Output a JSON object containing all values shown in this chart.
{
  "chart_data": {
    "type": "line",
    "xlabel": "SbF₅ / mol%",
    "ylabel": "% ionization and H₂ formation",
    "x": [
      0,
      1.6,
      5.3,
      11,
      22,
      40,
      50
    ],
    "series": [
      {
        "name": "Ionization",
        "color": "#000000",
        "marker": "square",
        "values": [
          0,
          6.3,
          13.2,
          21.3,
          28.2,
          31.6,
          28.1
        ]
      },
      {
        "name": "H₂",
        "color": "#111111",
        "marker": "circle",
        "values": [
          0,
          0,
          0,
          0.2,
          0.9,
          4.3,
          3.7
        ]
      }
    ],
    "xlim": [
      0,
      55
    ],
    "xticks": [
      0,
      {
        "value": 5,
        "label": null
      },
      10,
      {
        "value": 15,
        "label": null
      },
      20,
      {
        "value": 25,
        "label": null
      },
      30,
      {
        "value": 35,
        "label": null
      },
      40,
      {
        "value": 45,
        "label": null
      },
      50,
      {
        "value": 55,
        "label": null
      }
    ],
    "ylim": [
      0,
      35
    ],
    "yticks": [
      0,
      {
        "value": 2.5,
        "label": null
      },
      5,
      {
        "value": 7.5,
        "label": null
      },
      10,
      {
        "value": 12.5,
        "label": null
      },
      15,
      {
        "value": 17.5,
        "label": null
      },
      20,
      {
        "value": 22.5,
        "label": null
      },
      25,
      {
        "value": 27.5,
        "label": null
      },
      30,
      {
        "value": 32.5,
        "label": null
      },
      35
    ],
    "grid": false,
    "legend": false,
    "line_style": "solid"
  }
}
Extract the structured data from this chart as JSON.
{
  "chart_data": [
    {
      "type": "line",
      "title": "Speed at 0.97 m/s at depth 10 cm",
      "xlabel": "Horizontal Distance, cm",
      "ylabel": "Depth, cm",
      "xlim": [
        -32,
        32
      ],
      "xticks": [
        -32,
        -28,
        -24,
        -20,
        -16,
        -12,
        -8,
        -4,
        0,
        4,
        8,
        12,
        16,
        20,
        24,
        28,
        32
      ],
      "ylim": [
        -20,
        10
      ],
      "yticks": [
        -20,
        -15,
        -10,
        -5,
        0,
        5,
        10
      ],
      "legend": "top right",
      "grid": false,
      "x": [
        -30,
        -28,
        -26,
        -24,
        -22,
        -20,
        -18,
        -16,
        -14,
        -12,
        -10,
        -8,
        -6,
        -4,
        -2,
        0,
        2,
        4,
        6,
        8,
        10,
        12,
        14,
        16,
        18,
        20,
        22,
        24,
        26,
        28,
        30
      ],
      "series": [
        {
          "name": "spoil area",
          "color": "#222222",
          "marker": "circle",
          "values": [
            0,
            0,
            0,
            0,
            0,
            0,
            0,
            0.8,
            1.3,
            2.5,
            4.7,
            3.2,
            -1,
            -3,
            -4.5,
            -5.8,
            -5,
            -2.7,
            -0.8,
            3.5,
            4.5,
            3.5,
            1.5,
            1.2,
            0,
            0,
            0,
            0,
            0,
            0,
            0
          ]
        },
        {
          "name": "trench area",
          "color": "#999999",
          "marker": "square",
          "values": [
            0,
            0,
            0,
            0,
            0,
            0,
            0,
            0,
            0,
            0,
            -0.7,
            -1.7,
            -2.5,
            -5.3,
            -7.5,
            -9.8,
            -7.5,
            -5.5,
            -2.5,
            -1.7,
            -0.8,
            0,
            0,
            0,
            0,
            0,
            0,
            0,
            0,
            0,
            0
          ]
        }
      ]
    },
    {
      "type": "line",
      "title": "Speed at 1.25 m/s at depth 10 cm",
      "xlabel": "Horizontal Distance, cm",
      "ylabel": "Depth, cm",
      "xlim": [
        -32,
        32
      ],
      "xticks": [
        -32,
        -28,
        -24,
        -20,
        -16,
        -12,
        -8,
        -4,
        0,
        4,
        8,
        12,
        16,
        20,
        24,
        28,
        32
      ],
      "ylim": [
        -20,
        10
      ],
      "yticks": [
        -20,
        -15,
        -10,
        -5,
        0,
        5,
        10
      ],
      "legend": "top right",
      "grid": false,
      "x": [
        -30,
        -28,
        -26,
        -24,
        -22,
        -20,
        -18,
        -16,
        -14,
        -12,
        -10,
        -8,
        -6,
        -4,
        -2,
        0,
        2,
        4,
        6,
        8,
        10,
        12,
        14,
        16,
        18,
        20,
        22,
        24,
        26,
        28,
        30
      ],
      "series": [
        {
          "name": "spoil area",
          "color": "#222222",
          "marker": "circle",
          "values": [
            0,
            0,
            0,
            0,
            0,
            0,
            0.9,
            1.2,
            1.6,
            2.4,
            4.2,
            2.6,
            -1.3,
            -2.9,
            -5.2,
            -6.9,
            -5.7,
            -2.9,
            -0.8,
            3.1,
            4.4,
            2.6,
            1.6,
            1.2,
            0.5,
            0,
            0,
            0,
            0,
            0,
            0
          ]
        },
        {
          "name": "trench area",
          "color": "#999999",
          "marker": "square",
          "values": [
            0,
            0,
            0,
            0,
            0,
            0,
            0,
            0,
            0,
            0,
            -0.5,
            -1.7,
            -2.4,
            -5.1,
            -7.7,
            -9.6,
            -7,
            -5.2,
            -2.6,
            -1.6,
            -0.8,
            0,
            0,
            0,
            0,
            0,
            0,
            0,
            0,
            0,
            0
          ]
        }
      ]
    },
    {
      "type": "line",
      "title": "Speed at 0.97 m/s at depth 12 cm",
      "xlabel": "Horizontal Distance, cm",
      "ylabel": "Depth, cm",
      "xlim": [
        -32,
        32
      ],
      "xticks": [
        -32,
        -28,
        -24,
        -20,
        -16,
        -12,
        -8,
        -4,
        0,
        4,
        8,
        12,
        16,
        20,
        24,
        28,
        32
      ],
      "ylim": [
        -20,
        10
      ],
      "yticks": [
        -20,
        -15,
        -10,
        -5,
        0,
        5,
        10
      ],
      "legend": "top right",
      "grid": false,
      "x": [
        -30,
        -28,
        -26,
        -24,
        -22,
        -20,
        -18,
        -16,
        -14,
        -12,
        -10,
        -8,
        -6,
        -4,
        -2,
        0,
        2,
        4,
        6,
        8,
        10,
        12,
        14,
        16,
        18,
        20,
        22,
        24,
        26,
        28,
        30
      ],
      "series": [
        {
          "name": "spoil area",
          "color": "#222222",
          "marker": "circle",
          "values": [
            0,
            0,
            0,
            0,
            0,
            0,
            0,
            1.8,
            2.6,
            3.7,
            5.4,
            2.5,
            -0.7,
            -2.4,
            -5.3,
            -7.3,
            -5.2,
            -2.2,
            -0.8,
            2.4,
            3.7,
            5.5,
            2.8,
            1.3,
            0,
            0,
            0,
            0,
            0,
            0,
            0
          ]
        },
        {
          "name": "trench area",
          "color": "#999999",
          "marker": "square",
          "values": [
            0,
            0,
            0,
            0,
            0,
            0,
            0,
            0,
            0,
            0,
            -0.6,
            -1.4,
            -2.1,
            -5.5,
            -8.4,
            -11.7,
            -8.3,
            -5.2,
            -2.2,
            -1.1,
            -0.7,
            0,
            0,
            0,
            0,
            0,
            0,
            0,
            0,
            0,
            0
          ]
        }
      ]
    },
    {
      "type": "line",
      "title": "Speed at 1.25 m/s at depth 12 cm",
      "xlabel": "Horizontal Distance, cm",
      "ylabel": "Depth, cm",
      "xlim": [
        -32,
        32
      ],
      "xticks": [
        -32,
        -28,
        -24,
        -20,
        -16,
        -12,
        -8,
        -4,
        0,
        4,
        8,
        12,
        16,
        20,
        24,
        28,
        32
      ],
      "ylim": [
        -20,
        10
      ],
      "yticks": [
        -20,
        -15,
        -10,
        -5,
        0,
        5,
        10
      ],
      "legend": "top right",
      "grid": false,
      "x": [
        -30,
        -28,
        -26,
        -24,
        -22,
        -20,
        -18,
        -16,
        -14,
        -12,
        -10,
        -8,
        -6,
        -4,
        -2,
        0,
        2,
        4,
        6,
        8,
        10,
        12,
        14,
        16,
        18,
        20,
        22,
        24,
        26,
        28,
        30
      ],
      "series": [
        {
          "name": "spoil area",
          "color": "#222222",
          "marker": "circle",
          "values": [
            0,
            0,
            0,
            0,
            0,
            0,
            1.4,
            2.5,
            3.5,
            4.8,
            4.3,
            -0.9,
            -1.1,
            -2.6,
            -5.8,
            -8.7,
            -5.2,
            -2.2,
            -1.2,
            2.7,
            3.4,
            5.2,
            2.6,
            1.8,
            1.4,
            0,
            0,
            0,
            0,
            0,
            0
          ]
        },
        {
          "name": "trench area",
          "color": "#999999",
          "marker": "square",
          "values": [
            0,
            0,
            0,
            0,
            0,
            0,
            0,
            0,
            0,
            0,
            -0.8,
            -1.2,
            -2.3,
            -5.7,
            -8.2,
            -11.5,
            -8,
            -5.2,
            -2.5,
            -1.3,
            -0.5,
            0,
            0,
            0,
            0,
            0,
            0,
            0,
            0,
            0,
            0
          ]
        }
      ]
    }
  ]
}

::::::::::

Work instructions
Return each line of the data that contains the string "this".

Written solution
Output a JSON object containing all values shown in this chart.
Extract the structured data from this chart as JSON.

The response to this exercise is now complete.